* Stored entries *
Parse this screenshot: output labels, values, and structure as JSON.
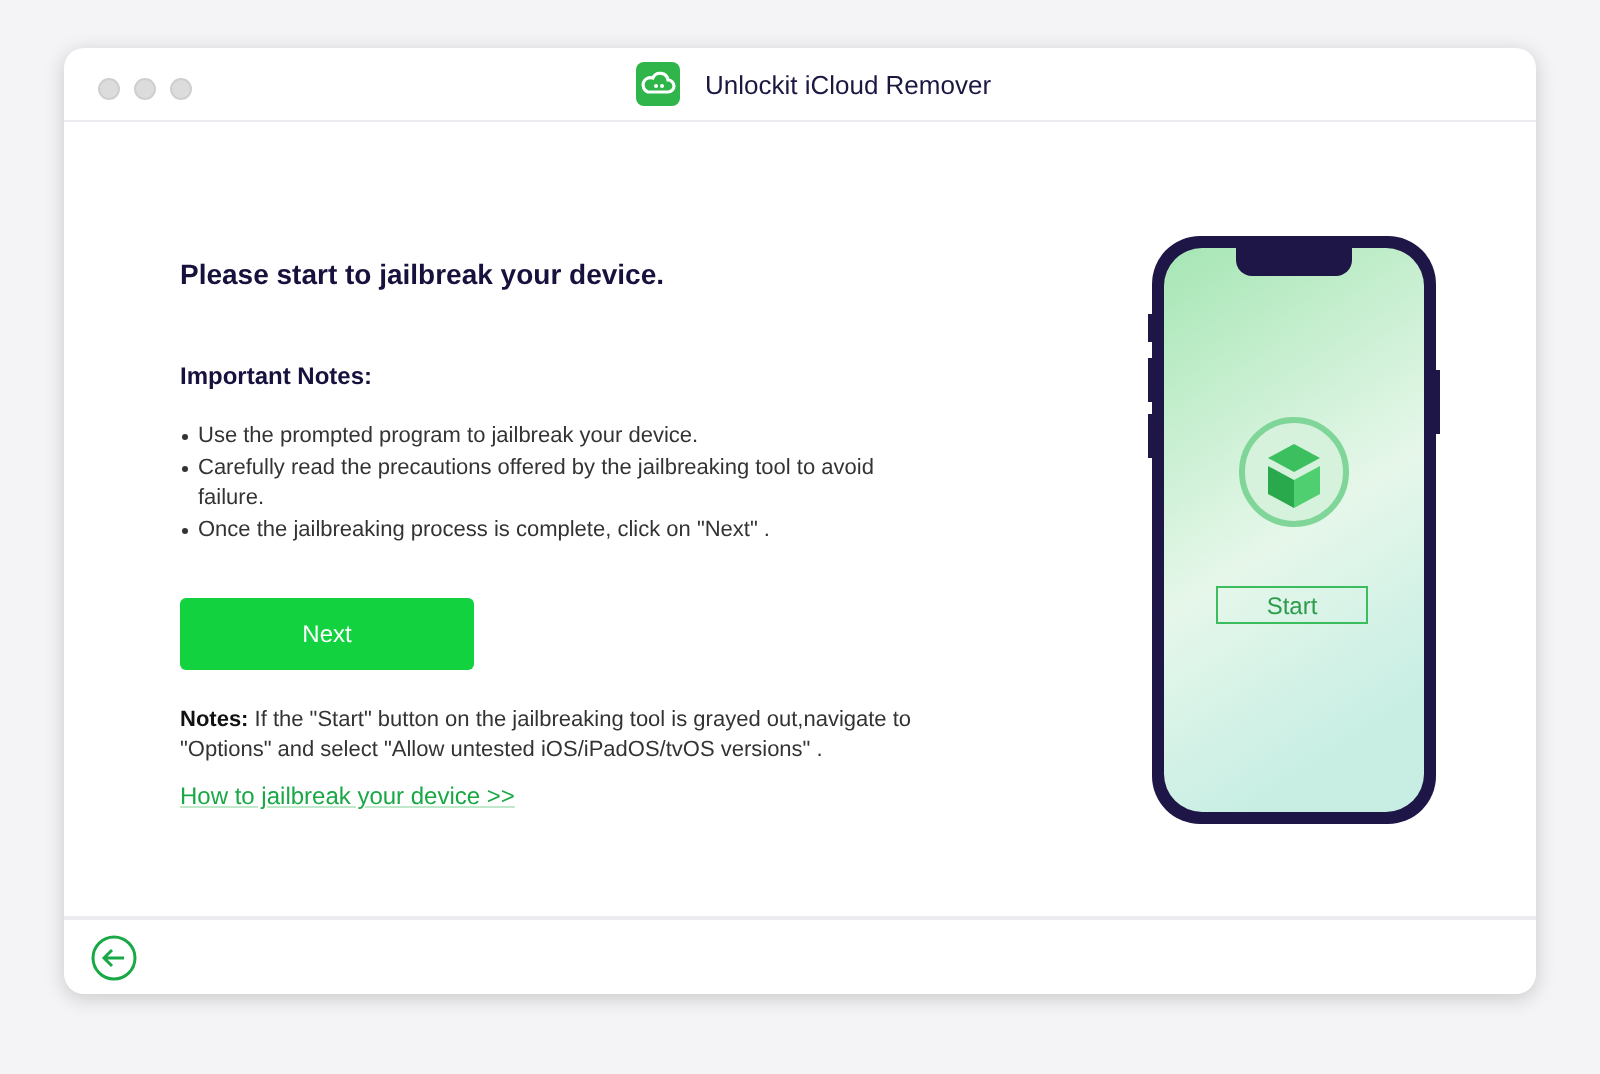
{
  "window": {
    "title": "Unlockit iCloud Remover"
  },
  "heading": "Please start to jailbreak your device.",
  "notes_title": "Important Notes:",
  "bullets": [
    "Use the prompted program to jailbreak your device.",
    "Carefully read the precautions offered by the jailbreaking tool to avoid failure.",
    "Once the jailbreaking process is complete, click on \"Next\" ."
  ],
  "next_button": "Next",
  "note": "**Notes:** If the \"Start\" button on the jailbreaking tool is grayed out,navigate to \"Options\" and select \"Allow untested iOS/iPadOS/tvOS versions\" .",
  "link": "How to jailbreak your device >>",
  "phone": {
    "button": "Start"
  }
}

* YOUR OBJECTIVE *
Restate the data above word for word. Do not include the images.

* ANSWER TO THE EXERCISE *
Parse this screenshot: output labels, values, and structure as JSON.
{
  "window": {
    "title": "Unlockit iCloud Remover"
  },
  "heading": "Please start to jailbreak your device.",
  "notes_title": "Important Notes:",
  "bullets": [
    "Use the prompted program to jailbreak your device.",
    "Carefully read the precautions offered by the jailbreaking tool to avoid failure.",
    "Once the jailbreaking process is complete, click on \"Next\" ."
  ],
  "next_button": "Next",
  "note": "**Notes:** If the \"Start\" button on the jailbreaking tool is grayed out,navigate to \"Options\" and select \"Allow untested iOS/iPadOS/tvOS versions\" .",
  "link": "How to jailbreak your device >>",
  "phone": {
    "button": "Start"
  }
}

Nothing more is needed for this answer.